## [Exercise instructions]
Write out the full set of records below exactly.

## [Supplied entries]
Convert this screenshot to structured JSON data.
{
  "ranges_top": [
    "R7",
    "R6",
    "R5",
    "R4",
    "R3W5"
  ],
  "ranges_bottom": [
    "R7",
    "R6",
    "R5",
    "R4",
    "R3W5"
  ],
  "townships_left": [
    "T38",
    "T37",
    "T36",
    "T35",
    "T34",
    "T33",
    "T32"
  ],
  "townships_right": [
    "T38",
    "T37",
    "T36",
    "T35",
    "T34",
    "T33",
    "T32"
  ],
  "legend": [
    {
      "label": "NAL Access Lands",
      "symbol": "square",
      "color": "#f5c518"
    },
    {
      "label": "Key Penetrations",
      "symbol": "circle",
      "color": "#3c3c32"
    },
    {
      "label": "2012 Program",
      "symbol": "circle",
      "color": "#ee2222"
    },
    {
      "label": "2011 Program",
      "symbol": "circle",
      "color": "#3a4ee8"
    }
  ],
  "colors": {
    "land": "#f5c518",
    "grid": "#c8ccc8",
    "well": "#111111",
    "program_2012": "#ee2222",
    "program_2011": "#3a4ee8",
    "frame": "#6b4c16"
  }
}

## [Exercise output]
Convert this screenshot to structured JSON data.
{
  "ranges_top": [
    "R7",
    "R6",
    "R5",
    "R4",
    "R3W5"
  ],
  "ranges_bottom": [
    "R7",
    "R6",
    "R5",
    "R4",
    "R3W5"
  ],
  "townships_left": [
    "T38",
    "T37",
    "T36",
    "T35",
    "T34",
    "T33",
    "T32"
  ],
  "townships_right": [
    "T38",
    "T37",
    "T36",
    "T35",
    "T34",
    "T33",
    "T32"
  ],
  "legend": [
    {
      "label": "NAL Access Lands",
      "symbol": "square",
      "color": "#f5c518"
    },
    {
      "label": "Key Penetrations",
      "symbol": "circle",
      "color": "#3c3c32"
    },
    {
      "label": "2012 Program",
      "symbol": "circle",
      "color": "#ee2222"
    },
    {
      "label": "2011 Program",
      "symbol": "circle",
      "color": "#3a4ee8"
    }
  ],
  "colors": {
    "land": "#f5c518",
    "grid": "#c8ccc8",
    "well": "#111111",
    "program_2012": "#ee2222",
    "program_2011": "#3a4ee8",
    "frame": "#6b4c16"
  }
}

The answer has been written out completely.